*** Available data ***

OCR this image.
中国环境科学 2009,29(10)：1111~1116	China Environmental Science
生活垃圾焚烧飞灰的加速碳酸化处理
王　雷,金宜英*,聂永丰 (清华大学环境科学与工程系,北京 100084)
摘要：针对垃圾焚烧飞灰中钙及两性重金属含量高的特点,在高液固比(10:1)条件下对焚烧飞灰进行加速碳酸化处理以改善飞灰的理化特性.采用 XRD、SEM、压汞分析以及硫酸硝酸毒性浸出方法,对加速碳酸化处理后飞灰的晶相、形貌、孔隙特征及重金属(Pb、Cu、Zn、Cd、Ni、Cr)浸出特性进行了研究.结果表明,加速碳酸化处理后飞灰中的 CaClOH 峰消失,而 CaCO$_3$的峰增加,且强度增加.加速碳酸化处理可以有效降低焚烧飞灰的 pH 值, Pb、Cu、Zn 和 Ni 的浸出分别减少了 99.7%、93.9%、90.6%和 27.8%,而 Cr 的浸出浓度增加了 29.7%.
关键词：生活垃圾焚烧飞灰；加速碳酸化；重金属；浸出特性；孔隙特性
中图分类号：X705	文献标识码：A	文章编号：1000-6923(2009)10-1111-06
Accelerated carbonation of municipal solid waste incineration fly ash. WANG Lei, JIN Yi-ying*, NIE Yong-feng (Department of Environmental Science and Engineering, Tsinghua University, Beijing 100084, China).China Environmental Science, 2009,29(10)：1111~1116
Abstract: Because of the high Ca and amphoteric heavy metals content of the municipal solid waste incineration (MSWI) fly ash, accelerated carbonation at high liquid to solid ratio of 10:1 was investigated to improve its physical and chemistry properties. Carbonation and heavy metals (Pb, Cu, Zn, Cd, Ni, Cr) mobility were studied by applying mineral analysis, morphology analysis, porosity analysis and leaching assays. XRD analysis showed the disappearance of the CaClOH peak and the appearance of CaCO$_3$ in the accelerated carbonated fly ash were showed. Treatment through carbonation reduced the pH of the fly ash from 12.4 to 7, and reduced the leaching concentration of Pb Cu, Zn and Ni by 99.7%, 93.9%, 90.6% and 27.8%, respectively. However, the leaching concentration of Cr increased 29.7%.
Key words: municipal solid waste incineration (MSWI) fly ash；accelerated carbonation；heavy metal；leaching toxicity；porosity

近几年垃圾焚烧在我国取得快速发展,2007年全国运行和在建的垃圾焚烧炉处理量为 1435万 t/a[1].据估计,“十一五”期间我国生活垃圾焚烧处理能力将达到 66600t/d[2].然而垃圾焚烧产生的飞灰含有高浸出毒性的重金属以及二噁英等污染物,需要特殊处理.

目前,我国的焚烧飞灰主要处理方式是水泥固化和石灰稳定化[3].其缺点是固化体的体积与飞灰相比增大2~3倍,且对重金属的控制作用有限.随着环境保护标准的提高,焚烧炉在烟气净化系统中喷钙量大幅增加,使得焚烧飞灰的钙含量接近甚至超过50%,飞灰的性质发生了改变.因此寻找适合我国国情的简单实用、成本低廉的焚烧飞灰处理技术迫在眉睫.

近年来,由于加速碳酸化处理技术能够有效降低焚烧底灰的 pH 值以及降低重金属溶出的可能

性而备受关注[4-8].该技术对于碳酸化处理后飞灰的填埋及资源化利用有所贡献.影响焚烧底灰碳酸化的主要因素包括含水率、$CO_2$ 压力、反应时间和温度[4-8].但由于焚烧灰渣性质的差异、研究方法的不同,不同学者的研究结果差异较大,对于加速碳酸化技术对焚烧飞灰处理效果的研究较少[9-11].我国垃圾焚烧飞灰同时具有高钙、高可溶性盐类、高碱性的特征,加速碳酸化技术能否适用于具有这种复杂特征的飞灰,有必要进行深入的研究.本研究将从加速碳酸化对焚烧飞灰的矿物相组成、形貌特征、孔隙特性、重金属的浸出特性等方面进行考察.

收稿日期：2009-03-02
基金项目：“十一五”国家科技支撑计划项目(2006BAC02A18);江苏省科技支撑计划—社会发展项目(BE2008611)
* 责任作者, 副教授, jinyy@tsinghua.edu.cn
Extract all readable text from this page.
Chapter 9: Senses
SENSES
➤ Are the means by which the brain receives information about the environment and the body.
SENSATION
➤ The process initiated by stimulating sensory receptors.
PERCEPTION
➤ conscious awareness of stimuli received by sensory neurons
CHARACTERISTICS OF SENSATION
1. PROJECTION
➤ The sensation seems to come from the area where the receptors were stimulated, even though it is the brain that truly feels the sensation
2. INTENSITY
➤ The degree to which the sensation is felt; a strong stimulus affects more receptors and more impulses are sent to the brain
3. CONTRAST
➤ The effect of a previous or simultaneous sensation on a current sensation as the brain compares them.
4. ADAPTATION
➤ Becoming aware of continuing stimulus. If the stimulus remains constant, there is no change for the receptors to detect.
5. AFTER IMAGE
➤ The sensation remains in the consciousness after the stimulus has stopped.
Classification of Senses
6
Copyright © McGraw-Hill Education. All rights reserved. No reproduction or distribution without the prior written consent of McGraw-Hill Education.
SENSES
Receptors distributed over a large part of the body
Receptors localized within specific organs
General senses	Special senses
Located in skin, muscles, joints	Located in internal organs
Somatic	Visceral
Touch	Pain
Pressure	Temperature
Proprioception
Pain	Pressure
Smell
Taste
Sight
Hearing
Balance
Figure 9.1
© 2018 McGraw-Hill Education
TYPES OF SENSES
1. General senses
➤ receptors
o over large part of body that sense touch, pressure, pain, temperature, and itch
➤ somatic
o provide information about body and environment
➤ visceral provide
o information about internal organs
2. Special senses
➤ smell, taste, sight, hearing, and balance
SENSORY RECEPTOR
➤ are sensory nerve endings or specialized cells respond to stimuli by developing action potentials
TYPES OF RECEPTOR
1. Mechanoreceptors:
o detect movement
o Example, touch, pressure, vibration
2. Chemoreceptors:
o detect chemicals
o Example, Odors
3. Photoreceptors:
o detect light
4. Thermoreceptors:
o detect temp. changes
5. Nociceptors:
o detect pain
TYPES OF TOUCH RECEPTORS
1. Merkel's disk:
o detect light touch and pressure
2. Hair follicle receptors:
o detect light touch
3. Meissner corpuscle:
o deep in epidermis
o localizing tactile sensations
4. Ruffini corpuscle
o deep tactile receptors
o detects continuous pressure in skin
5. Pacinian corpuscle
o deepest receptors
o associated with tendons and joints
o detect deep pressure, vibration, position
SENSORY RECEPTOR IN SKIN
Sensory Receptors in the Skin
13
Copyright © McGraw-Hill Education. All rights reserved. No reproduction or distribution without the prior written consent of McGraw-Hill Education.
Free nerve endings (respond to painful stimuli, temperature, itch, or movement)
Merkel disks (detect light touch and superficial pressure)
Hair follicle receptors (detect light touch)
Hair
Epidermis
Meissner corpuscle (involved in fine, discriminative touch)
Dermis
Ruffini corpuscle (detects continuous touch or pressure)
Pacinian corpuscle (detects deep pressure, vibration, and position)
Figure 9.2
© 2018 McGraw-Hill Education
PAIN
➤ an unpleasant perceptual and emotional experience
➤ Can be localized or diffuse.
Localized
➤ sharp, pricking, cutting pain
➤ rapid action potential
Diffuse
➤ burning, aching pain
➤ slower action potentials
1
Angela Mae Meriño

*** End of Available data ***

# The task
Reproduce each line of the material that mentions "position".

# Answer to this problem
o detect deep pressure, vibration, position
Pacinian corpuscle (detects deep pressure, vibration, and position)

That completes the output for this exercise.